- **INPUT ROWS**
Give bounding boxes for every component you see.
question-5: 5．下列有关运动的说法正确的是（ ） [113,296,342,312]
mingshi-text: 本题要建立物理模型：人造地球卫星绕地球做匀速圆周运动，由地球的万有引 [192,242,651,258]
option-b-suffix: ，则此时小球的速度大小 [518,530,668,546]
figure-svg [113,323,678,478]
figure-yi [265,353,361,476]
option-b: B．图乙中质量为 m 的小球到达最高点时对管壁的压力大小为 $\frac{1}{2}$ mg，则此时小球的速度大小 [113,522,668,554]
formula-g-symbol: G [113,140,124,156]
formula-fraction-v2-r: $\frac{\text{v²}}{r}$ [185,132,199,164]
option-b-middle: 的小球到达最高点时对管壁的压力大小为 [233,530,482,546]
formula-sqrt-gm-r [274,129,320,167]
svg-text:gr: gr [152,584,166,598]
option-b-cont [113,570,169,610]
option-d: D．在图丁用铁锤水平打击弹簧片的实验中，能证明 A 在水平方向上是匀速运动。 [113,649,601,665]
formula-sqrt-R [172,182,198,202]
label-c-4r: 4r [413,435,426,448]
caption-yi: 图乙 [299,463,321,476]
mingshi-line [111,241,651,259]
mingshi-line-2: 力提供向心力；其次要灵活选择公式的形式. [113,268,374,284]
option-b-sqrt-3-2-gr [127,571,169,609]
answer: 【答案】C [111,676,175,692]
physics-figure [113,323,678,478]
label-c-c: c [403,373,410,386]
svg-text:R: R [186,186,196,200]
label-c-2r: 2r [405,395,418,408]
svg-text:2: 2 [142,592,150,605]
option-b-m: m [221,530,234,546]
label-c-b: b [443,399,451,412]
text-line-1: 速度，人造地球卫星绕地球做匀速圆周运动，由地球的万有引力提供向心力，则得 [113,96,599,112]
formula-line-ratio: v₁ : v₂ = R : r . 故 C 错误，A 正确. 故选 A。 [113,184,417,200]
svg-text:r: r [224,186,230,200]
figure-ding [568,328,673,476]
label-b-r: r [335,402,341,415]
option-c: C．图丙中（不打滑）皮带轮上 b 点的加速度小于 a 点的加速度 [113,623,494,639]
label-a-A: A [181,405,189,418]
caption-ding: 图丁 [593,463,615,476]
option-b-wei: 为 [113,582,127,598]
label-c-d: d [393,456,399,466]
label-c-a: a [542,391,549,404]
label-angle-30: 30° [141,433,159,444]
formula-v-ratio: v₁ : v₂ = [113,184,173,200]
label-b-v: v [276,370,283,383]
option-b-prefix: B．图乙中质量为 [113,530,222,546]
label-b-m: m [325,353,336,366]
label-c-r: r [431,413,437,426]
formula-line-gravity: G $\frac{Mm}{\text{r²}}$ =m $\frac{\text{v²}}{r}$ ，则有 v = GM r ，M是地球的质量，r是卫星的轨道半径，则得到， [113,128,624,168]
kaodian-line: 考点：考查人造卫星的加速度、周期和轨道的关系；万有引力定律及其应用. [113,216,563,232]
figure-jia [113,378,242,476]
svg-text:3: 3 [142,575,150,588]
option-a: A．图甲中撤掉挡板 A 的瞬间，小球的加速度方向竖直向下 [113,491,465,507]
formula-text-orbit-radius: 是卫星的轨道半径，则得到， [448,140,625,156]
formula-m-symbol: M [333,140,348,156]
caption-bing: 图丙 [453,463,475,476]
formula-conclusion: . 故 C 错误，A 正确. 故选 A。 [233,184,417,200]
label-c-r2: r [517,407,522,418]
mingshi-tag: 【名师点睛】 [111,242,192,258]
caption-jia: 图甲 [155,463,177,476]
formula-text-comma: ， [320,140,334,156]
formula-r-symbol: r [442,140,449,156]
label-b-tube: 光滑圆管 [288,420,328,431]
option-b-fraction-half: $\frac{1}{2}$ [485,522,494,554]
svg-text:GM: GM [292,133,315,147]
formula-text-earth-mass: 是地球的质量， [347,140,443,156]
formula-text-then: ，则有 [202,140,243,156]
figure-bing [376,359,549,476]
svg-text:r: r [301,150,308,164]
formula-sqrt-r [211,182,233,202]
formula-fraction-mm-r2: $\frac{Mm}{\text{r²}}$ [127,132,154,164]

- **DIRECTION**
Format the listing from its first line through the line holding "svg-text:gr: gr [152,584,166,598]", inclusive, as a Markdown table with the columns Row and Line, leaving out any blank lines.

- **RESULT**
| Row | Line |
|---|---|
| 1 | Give bounding boxes for every component you see. |
| 2 | question-5: 5．下列有关运动的说法正确的是（ ） [113,296,342,312] |
| 3 | mingshi-text: 本题要建立物理模型：人造地球卫星绕地球做匀速圆周运动，由地球的万有引 [192,242,651,258] |
| 4 | option-b-suffix: ，则此时小球的速度大小 [518,530,668,546] |
| 5 | figure-svg [113,323,678,478] |
| 6 | figure-yi [265,353,361,476] |
| 7 | option-b: B．图乙中质量为 m 的小球到达最高点时对管壁的压力大小为 $\frac{1}{2}$ mg，则此时小球的速度大小 [113,522,668,554] |
| 8 | formula-g-symbol: G [113,140,124,156] |
| 9 | formula-fraction-v2-r: $\frac{\text{v²}}{r}$ [185,132,199,164] |
| 10 | option-b-middle: 的小球到达最高点时对管壁的压力大小为 [233,530,482,546] |
| 11 | formula-sqrt-gm-r [274,129,320,167] |
| 12 | svg-text:gr: gr [152,584,166,598] |